Text:
## begin

Joan Miró 1893–1983 and Joan Baixas born 1946 Merma Never Dies 1978

Merma Never Dies by Joan Miró and Joan Baixas took place in 2006 during UBS Openings: The Long Weekend, the very first edition of Tate’s annual programme of live events. Performed on 27 May 2006 and forming the focal point of The Long Weekend’s Surrealist Saturday, Merma Never Dies was a puppet parade, which took place throughout the indoor and outdoor spaces at Tate, beginning on the Millennium Bridge and concluding in Tate Modern’s Turbine Hall.

First conceived in 1978 by the renowned surrealist painter Joan Miró in collaboration with La Claca, an experimental theatre troupe from Barcelona headed by Joan Baixas, this reinvention of the work for Tate was the first time the production had been performed in twenty-five years. Originally titled Mori el Merma (Death to Merma), the 1978 production was created in response to the death of Franco three years earlier and the end of his autocratic regime in Spain. Seeking to reflect upon the trauma of Spain’s recent history and also to celebrate the country’s release from Franco’s rule, Mori el Merma took the form of an avant-garde theatre production, using puppets designed by Joan Miró to tell an allegoric tale of despotic rule characterised by greed and cruelty but eventually overthrown by the public. The plot revolved around the adventures and misadventures of the central character Merma, a fictional crazed king, representative not only of Franco but also of all tyrannical leaders throughout history. Alfred Jarry’s 1896 play Ubu Roi (and its title character, the grotesque and violent Ubu the King) provided Miró with a dramaturgical blueprint. The production also featured an array of colourful supporting characters, including Merma’s wife and court, and a mob of angry, oppressed peasants, who eventually succeed in bringing down King Merma. Ranging from seven-foot giants with heads of monsters to diminutive creatures that whispered and squealed, the entire production looked as though it had sprang from the canvas of one of Miró’s paintings.

## end

Extracted information:
## begin

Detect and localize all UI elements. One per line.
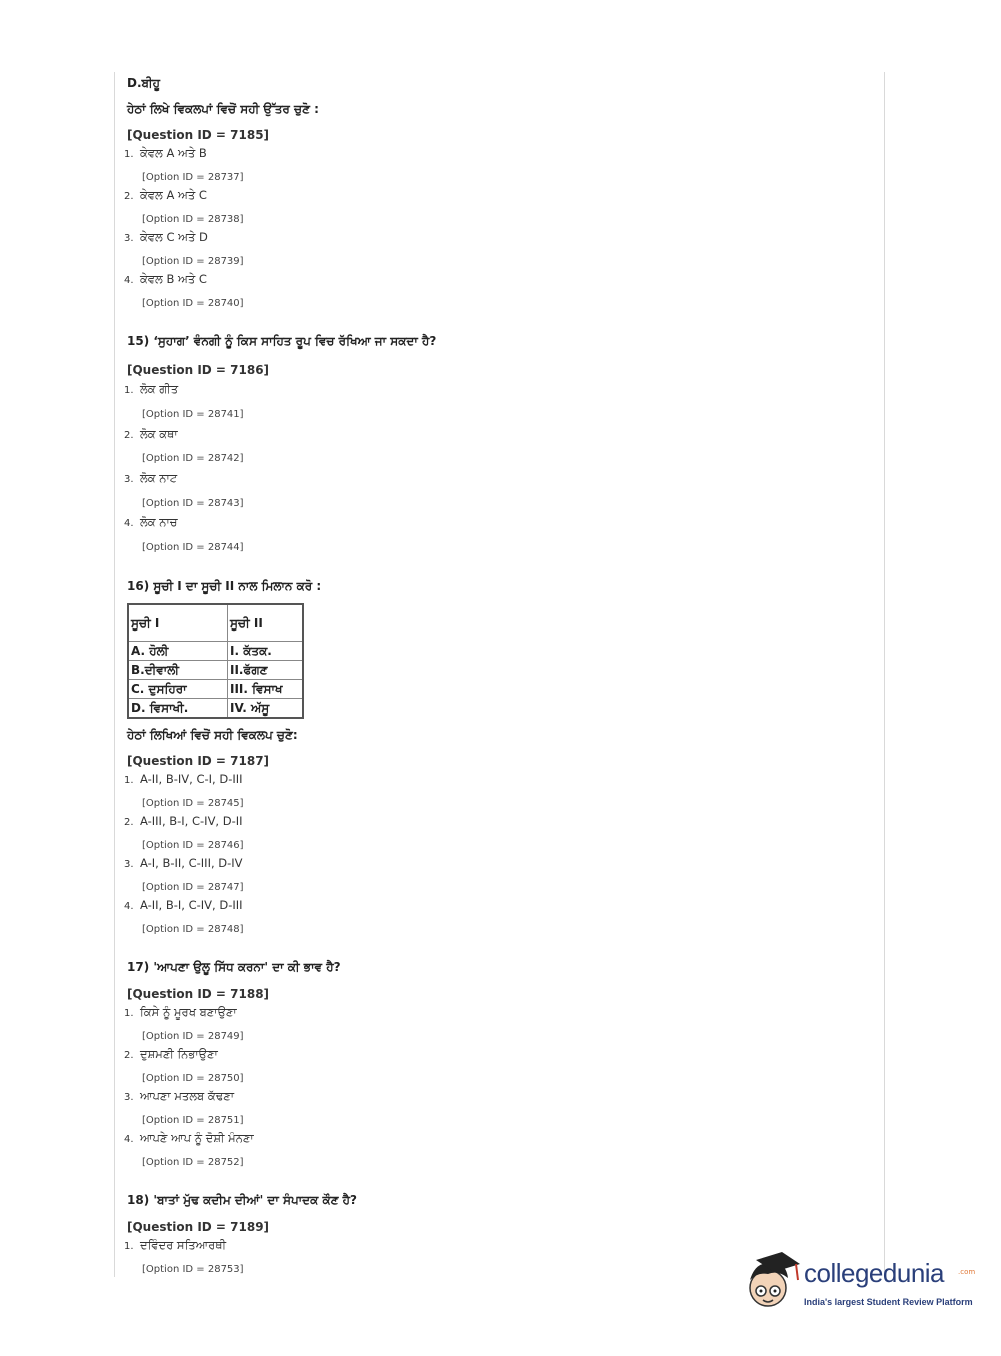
option-id: [Option ID = 28749]	[142, 1031, 244, 1042]
option-id: [Option ID = 28748]	[142, 924, 244, 935]
option-id: [Option ID = 28743]	[142, 498, 244, 509]
option-item: 3. A-I, B-II, C-III, D-IV	[124, 856, 243, 870]
option-item: 1. ਕਿਸੇ ਨੂੰ ਮੂਰਖ ਬਣਾਉਣਾ	[124, 1005, 237, 1019]
question-16-text: 16) ਸੂਚੀ I ਦਾ ਸੂਚੀ II ਨਾਲ ਮਿਲਾਨ ਕਰੋ :	[127, 579, 322, 593]
option-id: [Option ID = 28753]	[142, 1264, 244, 1275]
option-id: [Option ID = 28745]	[142, 798, 244, 809]
question-18-text: 18) 'ਬਾਤਾਂ ਮੁੱਢ ਕਦੀਮ ਦੀਆਂ' ਦਾ ਸੰਪਾਦਕ ਕੌਣ ਹੈ?	[127, 1193, 357, 1207]
page-margin-rule-left	[114, 72, 115, 1277]
question-id: [Question ID = 7188]	[127, 987, 270, 1001]
table-cell: III. ਵਿਸਾਖ	[228, 680, 304, 699]
option-item: 2. ਦੁਸ਼ਮਣੀ ਨਿਭਾਉਣਾ	[124, 1047, 218, 1061]
option-id: [Option ID = 28742]	[142, 453, 244, 464]
option-item: 4. ਆਪਣੇ ਆਪ ਨੂੰ ਦੋਸ਼ੀ ਮੰਨਣਾ	[124, 1131, 254, 1145]
option-item: 3. ਲੋਕ ਨਾਟ	[124, 471, 178, 485]
table-row	[128, 642, 303, 661]
option-id: [Option ID = 28747]	[142, 882, 244, 893]
question-id: [Question ID = 7189]	[127, 1220, 270, 1234]
option-item: 2. ਲੋਕ ਕਥਾ	[124, 427, 178, 441]
option-id: [Option ID = 28738]	[142, 214, 244, 225]
brand-name: collegedunia	[804, 1258, 945, 1288]
option-item: 1. ਦਵਿੰਦਰ ਸਤਿਆਰਥੀ	[124, 1238, 227, 1252]
mascot-logo-icon	[742, 1250, 804, 1312]
table-cell: I. ਕੱਤਕ.	[228, 642, 304, 661]
brand-suffix: .com	[958, 1268, 976, 1276]
option-item: 1. ਕੇਵਲ A ਅਤੇ B	[124, 146, 207, 160]
table-cell: C. ਦੁਸਹਿਰਾ	[128, 680, 228, 699]
option-id: [Option ID = 28746]	[142, 840, 244, 851]
page-margin-rule-right	[884, 72, 885, 1277]
table-header-cell: ਸੂਚੀ II	[228, 604, 304, 642]
option-item: 2. A-III, B-I, C-IV, D-II	[124, 814, 243, 828]
option-item: 4. ਲੋਕ ਨਾਚ	[124, 515, 178, 529]
table-cell: B.ਦੀਵਾਲੀ	[128, 661, 228, 680]
option-item: 4. ਕੇਵਲ B ਅਤੇ C	[124, 272, 207, 286]
prev-option-d: D.ਬੀਹੂ	[127, 76, 160, 90]
match-table	[127, 603, 304, 719]
option-id: [Option ID = 28752]	[142, 1157, 244, 1168]
option-id: [Option ID = 28737]	[142, 172, 244, 183]
option-item: 1. A-II, B-IV, C-I, D-III	[124, 772, 243, 786]
table-row	[128, 699, 303, 719]
option-id: [Option ID = 28740]	[142, 298, 244, 309]
option-item: 3. ਆਪਣਾ ਮਤਲਬ ਕੱਢਣਾ	[124, 1089, 235, 1103]
instruction-text: ਹੇਠਾਂ ਲਿਖਿਆਂ ਵਿਚੋਂ ਸਹੀ ਵਿਕਲਪ ਚੁਣੋ:	[127, 728, 298, 742]
question-id: [Question ID = 7186]	[127, 363, 270, 377]
table-row	[128, 680, 303, 699]
table-header-cell: ਸੂਚੀ I	[128, 604, 228, 642]
option-item: 4. A-II, B-I, C-IV, D-III	[124, 898, 243, 912]
brand-tagline: India's largest Student Review Platform	[804, 1297, 973, 1307]
option-item: 3. ਕੇਵਲ C ਅਤੇ D	[124, 230, 208, 244]
table-cell: D. ਵਿਸਾਖੀ.	[128, 699, 228, 719]
question-15-text: 15) ‘ਸੁਹਾਗ’ ਵੰਨਗੀ ਨੂੰ ਕਿਸ ਸਾਹਿਤ ਰੂਪ ਵਿਚ ਰੱਖਿਆ ਜਾ ਸਕਦਾ ਹੈ?	[127, 334, 437, 348]
option-id: [Option ID = 28750]	[142, 1073, 244, 1084]
option-id: [Option ID = 28751]	[142, 1115, 244, 1126]
question-id: [Question ID = 7187]	[127, 754, 270, 768]
table-row	[128, 661, 303, 680]
table-cell: II.ਫੱਗਣ	[228, 661, 304, 680]
option-id: [Option ID = 28744]	[142, 542, 244, 553]
option-id: [Option ID = 28739]	[142, 256, 244, 267]
option-id: [Option ID = 28741]	[142, 409, 244, 420]
option-item: 1. ਲੋਕ ਗੀਤ	[124, 382, 179, 396]
table-header-row	[128, 604, 303, 642]
option-item: 2. ਕੇਵਲ A ਅਤੇ C	[124, 188, 207, 202]
table-cell: A. ਹੋਲੀ	[128, 642, 228, 661]
question-17-text: 17) 'ਆਪਣਾ ਉਲੂ ਸਿੱਧ ਕਰਨਾ' ਦਾ ਕੀ ਭਾਵ ਹੈ?	[127, 960, 341, 974]
question-id: [Question ID = 7185]	[127, 128, 270, 142]
table-cell: IV. ਅੱਸੂ	[228, 699, 304, 719]
instruction-text: ਹੇਠਾਂ ਲਿਖੇ ਵਿਕਲਪਾਂ ਵਿਚੋਂ ਸਹੀ ਉੱਤਰ ਚੁਣੋ :	[127, 102, 319, 116]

## end

Requests:
1. Answer these questions from the text on Merma Never Dies.
(a) Where did the 2006 puppet parade begin and where did it end?
(b) What was the original title of the 1978 production?
(c) Which play served Miró as a dramaturgical blueprint?
2. Extend the text on Merma Never Dies by one paragraph, picking up after its final sentence.

Answers:
1.
(a) It began on the Millennium Bridge and ended in Tate Modern's Turbine Hall.
(b) Mori el Merma (Death to Merma).
(c) Alfred Jarry's 1896 play Ubu Roi.

2.
Although Baixas’s and Miró’s original production ended with the death and burial of Merma, the performance at Tate, as alluded to in its title, saw the return of the character, who it seemed twenty-five years on, was indestructible. In Merma Never Dies Merma and his Queen returned, greeted by a procession of visitors as they marched across the Millennium Bridge and down to the Turbine Hall, surrounded by their ministers and supporters who waved flags, played trumpets and banged drums in support of the apparent return of the king. Once inside the Turbine Hall, the characters took up their places on and around a stage-cum-boxing-ring in the centre of the space. From here Merma spouted his decrees, making fraudulent sounding promises to the audience and proclaiming the freedoms he afforded his people. At one point Merma made the entire Turbine Hall audience perform a series of physical actions, which he called ‘exercises of freedom’, burlesquing how mass control is often perversely asserted through a rhetoric of freedom or choice.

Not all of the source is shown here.